> **INFORMATION PROVIDED**
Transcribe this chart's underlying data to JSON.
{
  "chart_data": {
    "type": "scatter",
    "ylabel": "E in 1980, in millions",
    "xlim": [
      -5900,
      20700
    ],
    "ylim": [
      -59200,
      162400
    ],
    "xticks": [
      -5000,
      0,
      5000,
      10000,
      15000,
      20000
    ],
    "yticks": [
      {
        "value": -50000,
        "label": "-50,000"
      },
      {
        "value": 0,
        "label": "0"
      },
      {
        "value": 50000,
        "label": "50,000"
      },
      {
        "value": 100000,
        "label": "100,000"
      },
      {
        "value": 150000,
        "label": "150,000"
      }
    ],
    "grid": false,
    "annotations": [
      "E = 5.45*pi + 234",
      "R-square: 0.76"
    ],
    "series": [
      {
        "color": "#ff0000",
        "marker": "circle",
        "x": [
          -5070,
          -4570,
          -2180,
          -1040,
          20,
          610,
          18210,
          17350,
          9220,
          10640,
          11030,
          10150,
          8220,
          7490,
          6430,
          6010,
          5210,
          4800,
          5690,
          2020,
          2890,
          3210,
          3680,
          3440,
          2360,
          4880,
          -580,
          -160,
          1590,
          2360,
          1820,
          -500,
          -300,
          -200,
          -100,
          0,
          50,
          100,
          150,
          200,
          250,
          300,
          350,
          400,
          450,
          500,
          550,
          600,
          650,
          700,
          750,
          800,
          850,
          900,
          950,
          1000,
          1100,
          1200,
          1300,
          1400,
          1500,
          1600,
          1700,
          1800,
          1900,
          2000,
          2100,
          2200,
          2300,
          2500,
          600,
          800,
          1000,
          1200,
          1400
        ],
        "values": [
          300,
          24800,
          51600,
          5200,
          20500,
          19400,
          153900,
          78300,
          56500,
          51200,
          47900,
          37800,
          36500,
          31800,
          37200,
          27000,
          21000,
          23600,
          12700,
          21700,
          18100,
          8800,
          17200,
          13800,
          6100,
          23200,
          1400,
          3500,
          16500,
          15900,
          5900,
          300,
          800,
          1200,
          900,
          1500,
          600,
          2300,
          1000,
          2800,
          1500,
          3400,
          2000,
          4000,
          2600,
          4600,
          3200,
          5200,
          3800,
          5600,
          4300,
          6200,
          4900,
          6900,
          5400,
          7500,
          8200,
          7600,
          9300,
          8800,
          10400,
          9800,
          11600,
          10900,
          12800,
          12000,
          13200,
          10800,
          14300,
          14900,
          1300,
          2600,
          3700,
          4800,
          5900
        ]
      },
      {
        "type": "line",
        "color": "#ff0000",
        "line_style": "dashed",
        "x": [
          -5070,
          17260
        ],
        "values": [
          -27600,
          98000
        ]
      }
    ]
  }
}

> **OBJECTIVE**
Retype the whole listing, matching it exactly.

> **SOLUTION**
Transcribe this chart's underlying data to JSON.
{
  "chart_data": {
    "type": "scatter",
    "ylabel": "E in 1980, in millions",
    "xlim": [
      -5900,
      20700
    ],
    "ylim": [
      -59200,
      162400
    ],
    "xticks": [
      -5000,
      0,
      5000,
      10000,
      15000,
      20000
    ],
    "yticks": [
      {
        "value": -50000,
        "label": "-50,000"
      },
      {
        "value": 0,
        "label": "0"
      },
      {
        "value": 50000,
        "label": "50,000"
      },
      {
        "value": 100000,
        "label": "100,000"
      },
      {
        "value": 150000,
        "label": "150,000"
      }
    ],
    "grid": false,
    "annotations": [
      "E = 5.45*pi + 234",
      "R-square: 0.76"
    ],
    "series": [
      {
        "color": "#ff0000",
        "marker": "circle",
        "x": [
          -5070,
          -4570,
          -2180,
          -1040,
          20,
          610,
          18210,
          17350,
          9220,
          10640,
          11030,
          10150,
          8220,
          7490,
          6430,
          6010,
          5210,
          4800,
          5690,
          2020,
          2890,
          3210,
          3680,
          3440,
          2360,
          4880,
          -580,
          -160,
          1590,
          2360,
          1820,
          -500,
          -300,
          -200,
          -100,
          0,
          50,
          100,
          150,
          200,
          250,
          300,
          350,
          400,
          450,
          500,
          550,
          600,
          650,
          700,
          750,
          800,
          850,
          900,
          950,
          1000,
          1100,
          1200,
          1300,
          1400,
          1500,
          1600,
          1700,
          1800,
          1900,
          2000,
          2100,
          2200,
          2300,
          2500,
          600,
          800,
          1000,
          1200,
          1400
        ],
        "values": [
          300,
          24800,
          51600,
          5200,
          20500,
          19400,
          153900,
          78300,
          56500,
          51200,
          47900,
          37800,
          36500,
          31800,
          37200,
          27000,
          21000,
          23600,
          12700,
          21700,
          18100,
          8800,
          17200,
          13800,
          6100,
          23200,
          1400,
          3500,
          16500,
          15900,
          5900,
          300,
          800,
          1200,
          900,
          1500,
          600,
          2300,
          1000,
          2800,
          1500,
          3400,
          2000,
          4000,
          2600,
          4600,
          3200,
          5200,
          3800,
          5600,
          4300,
          6200,
          4900,
          6900,
          5400,
          7500,
          8200,
          7600,
          9300,
          8800,
          10400,
          9800,
          11600,
          10900,
          12800,
          12000,
          13200,
          10800,
          14300,
          14900,
          1300,
          2600,
          3700,
          4800,
          5900
        ]
      },
      {
        "type": "line",
        "color": "#ff0000",
        "line_style": "dashed",
        "x": [
          -5070,
          17260
        ],
        "values": [
          -27600,
          98000
        ]
      }
    ]
  }
}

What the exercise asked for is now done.